[Start]

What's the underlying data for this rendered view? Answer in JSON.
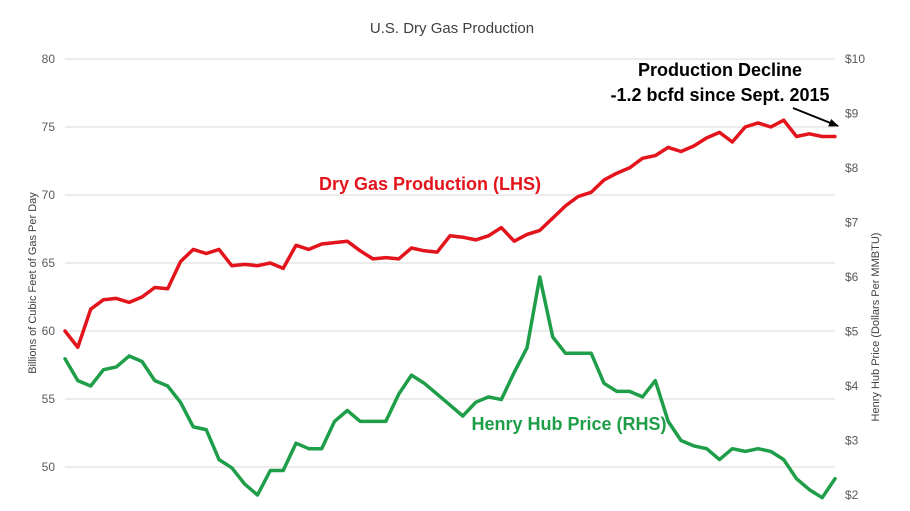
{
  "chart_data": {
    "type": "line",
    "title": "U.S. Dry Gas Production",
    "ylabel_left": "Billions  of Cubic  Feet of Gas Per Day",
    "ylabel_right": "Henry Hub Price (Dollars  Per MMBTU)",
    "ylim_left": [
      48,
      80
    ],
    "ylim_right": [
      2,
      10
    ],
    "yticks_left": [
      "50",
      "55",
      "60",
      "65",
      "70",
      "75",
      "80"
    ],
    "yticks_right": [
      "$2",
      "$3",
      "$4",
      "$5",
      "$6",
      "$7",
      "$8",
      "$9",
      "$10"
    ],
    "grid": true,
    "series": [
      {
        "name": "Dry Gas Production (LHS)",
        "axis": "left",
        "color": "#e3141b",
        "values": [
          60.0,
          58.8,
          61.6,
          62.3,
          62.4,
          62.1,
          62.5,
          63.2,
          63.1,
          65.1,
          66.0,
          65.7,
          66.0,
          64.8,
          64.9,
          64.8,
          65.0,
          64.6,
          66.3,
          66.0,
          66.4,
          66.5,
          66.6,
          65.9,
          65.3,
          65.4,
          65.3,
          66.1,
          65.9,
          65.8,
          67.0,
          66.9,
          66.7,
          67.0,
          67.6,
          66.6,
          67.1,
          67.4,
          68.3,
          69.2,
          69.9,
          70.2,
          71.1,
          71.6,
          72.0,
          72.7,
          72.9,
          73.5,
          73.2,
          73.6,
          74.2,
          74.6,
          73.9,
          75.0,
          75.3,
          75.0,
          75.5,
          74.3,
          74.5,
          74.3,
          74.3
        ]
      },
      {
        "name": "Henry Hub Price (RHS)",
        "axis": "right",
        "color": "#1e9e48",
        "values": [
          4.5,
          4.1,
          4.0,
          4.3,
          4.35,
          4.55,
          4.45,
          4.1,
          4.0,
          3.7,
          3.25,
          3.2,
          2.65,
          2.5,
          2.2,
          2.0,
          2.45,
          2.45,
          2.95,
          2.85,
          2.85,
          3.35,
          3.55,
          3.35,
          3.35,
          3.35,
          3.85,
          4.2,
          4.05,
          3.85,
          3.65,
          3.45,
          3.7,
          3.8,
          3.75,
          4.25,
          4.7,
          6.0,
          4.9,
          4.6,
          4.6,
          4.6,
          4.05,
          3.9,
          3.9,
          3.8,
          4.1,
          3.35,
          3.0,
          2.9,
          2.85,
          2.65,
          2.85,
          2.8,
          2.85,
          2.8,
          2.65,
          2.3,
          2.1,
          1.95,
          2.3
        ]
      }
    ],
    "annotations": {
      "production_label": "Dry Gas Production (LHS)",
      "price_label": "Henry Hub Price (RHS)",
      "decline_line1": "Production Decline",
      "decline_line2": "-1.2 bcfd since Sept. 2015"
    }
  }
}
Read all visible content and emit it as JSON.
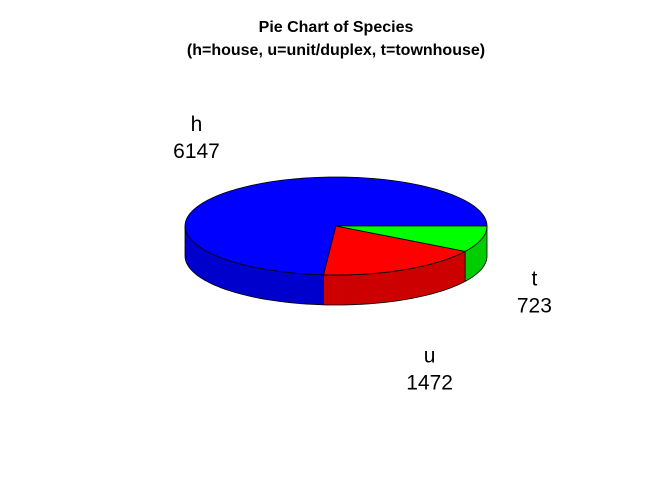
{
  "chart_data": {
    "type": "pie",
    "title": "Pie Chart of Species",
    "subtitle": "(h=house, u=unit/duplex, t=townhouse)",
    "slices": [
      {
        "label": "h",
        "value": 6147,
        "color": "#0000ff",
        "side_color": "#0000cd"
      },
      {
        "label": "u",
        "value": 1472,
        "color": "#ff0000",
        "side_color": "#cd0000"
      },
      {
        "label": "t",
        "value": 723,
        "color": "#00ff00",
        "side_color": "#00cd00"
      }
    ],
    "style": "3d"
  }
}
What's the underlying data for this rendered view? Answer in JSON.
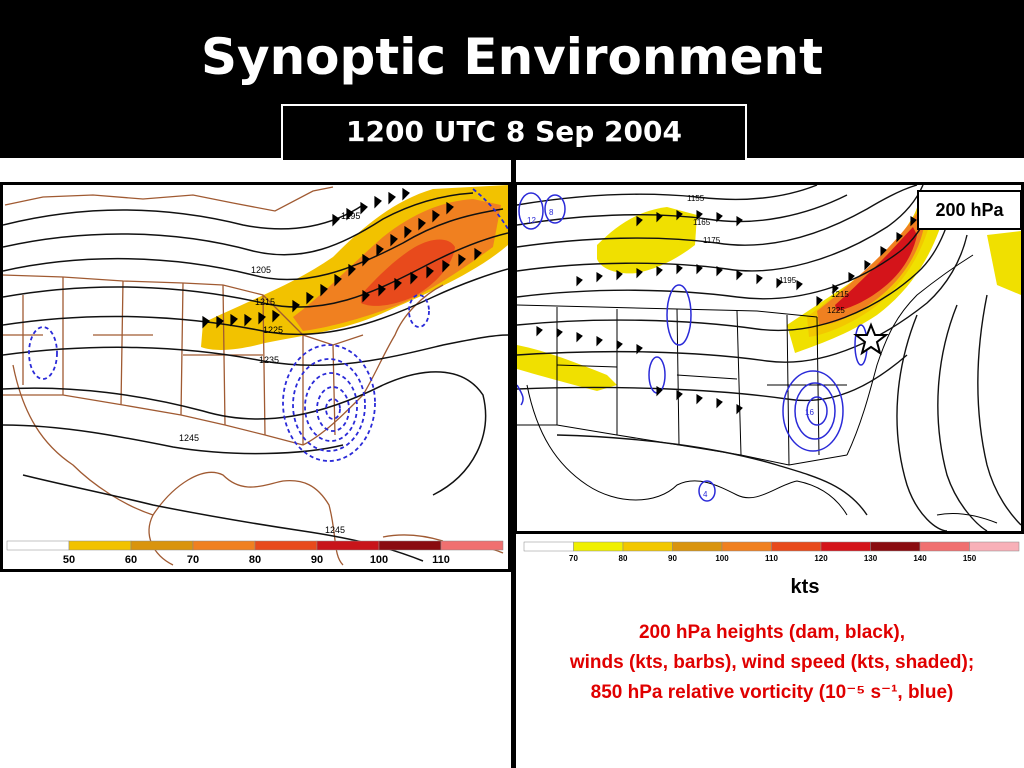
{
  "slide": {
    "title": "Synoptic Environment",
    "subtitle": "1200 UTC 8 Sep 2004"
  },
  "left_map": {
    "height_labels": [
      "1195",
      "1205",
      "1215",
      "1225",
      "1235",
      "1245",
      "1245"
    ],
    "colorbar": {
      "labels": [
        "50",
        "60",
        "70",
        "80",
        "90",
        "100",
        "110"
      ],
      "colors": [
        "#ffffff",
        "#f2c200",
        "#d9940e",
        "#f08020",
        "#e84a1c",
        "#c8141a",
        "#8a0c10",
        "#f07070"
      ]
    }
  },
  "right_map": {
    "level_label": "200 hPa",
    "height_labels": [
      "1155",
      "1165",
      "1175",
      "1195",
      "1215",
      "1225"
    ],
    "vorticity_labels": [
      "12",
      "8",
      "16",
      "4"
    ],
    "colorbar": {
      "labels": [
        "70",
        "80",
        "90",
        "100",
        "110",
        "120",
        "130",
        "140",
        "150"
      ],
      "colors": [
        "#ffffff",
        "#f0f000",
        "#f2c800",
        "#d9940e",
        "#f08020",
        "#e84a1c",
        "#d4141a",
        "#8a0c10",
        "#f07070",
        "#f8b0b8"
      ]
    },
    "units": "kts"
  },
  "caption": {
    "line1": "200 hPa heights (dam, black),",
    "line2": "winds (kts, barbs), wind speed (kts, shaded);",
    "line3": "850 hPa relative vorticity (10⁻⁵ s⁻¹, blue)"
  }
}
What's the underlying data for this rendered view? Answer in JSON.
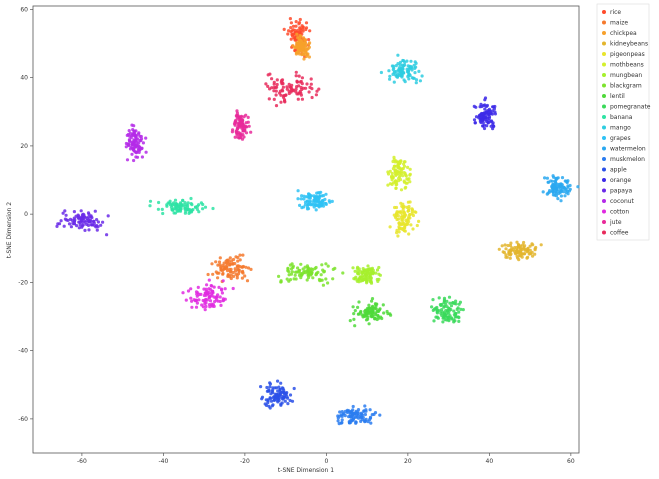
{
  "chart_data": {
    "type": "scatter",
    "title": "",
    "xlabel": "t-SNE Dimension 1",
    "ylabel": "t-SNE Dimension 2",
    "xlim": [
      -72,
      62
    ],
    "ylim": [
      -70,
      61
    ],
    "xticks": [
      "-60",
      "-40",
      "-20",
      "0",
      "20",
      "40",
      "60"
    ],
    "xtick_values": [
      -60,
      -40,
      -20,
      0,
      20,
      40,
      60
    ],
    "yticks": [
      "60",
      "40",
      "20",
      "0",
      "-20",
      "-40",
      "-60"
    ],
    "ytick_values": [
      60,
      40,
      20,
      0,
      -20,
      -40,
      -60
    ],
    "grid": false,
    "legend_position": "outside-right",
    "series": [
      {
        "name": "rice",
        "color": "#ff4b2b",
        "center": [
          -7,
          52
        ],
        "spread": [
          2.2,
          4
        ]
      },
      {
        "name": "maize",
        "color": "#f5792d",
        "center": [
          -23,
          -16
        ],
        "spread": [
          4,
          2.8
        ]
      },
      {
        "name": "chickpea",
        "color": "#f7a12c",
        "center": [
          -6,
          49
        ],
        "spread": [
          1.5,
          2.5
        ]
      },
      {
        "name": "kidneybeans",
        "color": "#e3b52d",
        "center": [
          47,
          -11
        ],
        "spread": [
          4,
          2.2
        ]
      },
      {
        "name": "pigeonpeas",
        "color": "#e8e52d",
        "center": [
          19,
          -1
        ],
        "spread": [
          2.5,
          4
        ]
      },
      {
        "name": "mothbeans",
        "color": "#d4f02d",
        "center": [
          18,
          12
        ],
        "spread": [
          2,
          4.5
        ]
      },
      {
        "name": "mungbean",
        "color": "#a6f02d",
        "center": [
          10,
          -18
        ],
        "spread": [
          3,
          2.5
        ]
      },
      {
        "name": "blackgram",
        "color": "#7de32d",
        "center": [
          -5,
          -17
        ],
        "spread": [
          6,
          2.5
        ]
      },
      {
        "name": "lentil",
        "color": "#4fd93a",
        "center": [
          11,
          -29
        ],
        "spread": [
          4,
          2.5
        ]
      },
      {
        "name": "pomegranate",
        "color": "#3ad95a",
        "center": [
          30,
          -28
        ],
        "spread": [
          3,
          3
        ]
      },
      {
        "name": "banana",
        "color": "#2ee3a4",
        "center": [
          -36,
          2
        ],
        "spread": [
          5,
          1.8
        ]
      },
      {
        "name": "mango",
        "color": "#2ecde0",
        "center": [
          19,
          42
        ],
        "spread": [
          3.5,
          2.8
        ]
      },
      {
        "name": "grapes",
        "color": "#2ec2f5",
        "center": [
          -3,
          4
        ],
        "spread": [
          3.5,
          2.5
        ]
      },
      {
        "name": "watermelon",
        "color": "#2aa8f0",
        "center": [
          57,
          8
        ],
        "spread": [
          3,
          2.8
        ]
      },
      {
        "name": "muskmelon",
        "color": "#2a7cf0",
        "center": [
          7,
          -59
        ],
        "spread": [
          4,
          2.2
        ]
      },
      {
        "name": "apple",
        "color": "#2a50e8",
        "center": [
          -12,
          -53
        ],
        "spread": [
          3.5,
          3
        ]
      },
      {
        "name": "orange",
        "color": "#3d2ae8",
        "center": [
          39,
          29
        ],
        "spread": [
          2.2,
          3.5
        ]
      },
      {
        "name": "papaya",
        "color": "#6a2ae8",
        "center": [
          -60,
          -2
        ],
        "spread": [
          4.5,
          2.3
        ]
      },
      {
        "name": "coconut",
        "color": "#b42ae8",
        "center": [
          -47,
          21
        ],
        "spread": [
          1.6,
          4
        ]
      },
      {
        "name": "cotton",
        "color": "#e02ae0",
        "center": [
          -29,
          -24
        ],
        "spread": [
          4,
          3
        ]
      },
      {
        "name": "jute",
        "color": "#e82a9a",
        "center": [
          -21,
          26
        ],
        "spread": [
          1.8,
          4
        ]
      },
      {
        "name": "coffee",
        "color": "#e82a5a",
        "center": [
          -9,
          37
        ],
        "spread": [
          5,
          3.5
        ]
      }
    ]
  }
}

[End]

*Required task:* From the entries, report each line that includes the word "Price".

*Task output:*
    "ylabel_right": "Henry Hub Price (Dollars  Per MMBTU)",
        "name": "Henry Hub Price (RHS)",
      "price_label": "Henry Hub Price (RHS)",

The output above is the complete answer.